** Task list **
A: Translate this sentence from the passage on SVT prognosis into Spanish: "This finding can be explained by the fact that MVT can be complicated by acute bowel infarction in around a third of patients [51]."
B: From the passage on SVT prognosis, pull out the text word for word from "5.5. Prognosis" up to and including "of patients [51].".

[[ Source document, beginning ]]

Doppler US is also the first line imaging for BCS, particularly when performed by experienced technicians (specificity and sensitivity approximately 85–90%) [73,87], even though CT or MR are required for confirmation [73]. Liver biopsy is not required for BCS diagnosis, but can be useful to confirm the diagnosis when only the small intrahepatic veins are involved or to rule out other hepatic disorders [87,88].

5.5. Prognosis

The mortality rate reported after an episode of SVT is higher than in the general population, both in the short- (30 days) and long-term (up to 20 years). In a Danish cohort study, the 30-day risk of mortality for SVT patients was 20.6% vs. 0.7% for the comparison cohort, matched for a number of comorbidities, resulting in a mortality rate ratio of 40.7 (95% CI 32.4–51.1) [52]. In particular, MVT was associated with the highest short-term mortality rate (63.1% at 30 days), whereas PVT showed the highest mortality rate in the following period (e.g., 23.1% at 1 year, 27.2% at 5 years) [52]. This finding can be explained by the fact that MVT can be complicated by acute bowel infarction in around a third of patients [51].
The incidence of arterial or venous thrombotic events after SVT in a multicentre international unselected cohort was 7.3 per 100 patient-years (95% CI 5.8–9.3) [58]. Some differences emerged on the basis of the pathogenesis of SVT, with the risk of further thrombotic events being the highest in patients with liver cirrhosis (11.3 per 100 patient-years), followed by solid cancer (7.6 per 100 patient-years), unprovoked SVT (6.3 per 100 patient-years), MPN (5.9 per 100 patient-years), and SVT associated with transient risk factors (3.2 per 100 patient-years) [58]. A recent cohort study of 181 patients with MPN and SVT highlighted that the rate of thrombotic complications is quite high even during VKA treatment (3.9 per 100 patient-years) [89].

[[ Source document, end ]]
[[ Data under study, beginning ]]

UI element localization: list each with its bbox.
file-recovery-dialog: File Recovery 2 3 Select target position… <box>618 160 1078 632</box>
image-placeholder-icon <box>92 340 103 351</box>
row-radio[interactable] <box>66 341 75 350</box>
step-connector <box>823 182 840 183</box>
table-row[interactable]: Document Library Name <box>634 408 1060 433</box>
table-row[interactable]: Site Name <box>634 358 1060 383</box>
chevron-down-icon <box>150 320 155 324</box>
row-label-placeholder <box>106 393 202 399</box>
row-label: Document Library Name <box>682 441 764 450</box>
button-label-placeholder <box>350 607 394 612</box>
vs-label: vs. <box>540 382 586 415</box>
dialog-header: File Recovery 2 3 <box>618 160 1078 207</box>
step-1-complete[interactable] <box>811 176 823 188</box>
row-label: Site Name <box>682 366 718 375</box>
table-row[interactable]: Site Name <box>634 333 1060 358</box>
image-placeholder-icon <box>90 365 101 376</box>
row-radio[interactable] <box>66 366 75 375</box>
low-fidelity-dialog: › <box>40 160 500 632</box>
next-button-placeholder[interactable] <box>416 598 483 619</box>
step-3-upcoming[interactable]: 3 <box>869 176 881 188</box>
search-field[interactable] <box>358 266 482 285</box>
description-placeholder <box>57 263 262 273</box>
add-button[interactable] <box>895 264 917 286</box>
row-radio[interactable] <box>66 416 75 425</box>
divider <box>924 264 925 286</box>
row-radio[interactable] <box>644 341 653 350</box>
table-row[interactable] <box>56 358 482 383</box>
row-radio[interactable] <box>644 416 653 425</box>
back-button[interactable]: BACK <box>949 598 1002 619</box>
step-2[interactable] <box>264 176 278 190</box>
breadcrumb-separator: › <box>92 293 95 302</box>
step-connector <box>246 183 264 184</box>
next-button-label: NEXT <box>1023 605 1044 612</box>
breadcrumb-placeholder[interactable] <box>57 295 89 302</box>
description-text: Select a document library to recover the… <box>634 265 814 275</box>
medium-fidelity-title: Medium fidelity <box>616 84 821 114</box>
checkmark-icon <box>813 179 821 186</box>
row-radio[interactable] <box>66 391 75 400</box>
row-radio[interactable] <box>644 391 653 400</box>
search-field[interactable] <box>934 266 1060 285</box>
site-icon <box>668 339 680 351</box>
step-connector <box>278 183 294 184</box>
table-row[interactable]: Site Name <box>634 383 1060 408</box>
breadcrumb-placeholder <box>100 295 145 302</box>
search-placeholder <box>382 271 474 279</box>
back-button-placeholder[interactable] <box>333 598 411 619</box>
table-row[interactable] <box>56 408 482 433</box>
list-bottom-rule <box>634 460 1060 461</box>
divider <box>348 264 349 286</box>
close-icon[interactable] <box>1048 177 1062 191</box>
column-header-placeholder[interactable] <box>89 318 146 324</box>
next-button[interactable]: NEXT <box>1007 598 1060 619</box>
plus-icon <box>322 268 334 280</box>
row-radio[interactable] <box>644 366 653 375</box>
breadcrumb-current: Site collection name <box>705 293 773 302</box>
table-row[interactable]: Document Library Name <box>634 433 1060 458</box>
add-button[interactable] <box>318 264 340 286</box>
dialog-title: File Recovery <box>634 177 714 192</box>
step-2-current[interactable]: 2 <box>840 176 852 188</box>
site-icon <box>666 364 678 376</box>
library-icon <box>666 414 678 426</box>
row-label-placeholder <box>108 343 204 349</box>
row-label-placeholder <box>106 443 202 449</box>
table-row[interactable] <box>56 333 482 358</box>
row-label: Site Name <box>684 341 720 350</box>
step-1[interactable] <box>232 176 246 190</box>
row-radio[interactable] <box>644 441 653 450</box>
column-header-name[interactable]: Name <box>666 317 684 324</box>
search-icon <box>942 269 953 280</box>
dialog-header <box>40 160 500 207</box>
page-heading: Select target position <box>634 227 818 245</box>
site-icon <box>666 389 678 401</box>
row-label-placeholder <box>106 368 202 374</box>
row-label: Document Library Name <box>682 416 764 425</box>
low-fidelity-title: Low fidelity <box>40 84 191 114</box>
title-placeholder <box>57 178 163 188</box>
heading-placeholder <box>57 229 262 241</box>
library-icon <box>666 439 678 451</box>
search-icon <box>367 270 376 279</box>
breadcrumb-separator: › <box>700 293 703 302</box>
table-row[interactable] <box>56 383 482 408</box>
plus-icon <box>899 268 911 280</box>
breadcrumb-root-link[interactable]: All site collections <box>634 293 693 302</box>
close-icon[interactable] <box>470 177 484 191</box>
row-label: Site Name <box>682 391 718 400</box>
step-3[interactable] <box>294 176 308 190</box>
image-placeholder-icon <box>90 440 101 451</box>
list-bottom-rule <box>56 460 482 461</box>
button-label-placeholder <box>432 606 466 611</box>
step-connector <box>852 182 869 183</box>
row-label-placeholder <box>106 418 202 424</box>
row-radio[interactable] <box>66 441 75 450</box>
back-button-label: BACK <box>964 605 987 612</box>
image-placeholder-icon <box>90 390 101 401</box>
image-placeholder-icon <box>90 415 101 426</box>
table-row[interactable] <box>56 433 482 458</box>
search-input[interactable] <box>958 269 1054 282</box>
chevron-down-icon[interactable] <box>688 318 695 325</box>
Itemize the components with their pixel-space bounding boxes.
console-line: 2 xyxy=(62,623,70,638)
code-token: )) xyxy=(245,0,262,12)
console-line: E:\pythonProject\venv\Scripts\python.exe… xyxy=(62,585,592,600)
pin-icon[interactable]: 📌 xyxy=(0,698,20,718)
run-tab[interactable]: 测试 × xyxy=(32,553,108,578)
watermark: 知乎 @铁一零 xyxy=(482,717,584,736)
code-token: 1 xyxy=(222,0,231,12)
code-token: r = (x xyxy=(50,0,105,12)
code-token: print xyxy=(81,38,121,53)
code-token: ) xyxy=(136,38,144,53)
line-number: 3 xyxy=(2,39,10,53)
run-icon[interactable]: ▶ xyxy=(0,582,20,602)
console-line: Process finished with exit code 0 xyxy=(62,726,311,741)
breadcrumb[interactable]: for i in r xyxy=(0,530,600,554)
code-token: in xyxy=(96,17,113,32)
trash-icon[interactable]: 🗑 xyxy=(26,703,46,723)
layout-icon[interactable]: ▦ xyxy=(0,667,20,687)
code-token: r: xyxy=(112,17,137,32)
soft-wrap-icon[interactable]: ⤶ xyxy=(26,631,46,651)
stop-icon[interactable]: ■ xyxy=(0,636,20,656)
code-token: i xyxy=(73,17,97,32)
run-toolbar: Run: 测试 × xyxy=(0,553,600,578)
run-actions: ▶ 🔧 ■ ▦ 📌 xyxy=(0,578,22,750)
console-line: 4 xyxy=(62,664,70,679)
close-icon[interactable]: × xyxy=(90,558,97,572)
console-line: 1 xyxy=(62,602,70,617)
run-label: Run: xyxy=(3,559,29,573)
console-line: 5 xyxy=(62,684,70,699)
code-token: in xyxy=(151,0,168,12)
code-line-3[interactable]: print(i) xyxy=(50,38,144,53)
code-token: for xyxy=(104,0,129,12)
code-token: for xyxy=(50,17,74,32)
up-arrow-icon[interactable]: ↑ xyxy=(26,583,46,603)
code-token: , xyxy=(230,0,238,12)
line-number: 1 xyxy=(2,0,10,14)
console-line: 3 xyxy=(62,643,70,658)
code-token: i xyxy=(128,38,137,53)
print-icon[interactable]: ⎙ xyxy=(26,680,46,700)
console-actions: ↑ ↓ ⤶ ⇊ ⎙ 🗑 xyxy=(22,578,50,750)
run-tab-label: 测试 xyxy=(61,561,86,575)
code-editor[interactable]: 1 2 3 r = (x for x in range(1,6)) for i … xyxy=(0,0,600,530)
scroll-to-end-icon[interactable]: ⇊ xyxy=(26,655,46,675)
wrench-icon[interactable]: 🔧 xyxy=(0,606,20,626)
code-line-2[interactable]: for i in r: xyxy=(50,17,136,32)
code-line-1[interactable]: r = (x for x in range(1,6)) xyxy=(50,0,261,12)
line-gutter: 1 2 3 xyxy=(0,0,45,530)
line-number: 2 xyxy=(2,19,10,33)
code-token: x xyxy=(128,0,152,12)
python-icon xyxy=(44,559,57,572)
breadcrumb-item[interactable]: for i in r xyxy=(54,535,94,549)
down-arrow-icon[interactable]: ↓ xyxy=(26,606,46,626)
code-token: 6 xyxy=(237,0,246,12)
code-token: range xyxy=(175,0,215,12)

[[ Data under study, end ]]

** Task-by-task solutions **
A: Este hallazgo puede explicarse por el hecho de que la MVT puede complicarse con un infarto intestinal agudo en alrededor de un tercio de los pacientes [51].

B:
5.5. Prognosis

The mortality rate reported after an episode of SVT is higher than in the general population, both in the short- (30 days) and long-term (up to 20 years). In a Danish cohort study, the 30-day risk of mortality for SVT patients was 20.6% vs. 0.7% for the comparison cohort, matched for a number of comorbidities, resulting in a mortality rate ratio of 40.7 (95% CI 32.4–51.1) [52]. In particular, MVT was associated with the highest short-term mortality rate (63.1% at 30 days), whereas PVT showed the highest mortality rate in the following period (e.g., 23.1% at 1 year, 27.2% at 5 years) [52]. This finding can be explained by the fact that MVT can be complicated by acute bowel infarction in around a third of patients [51].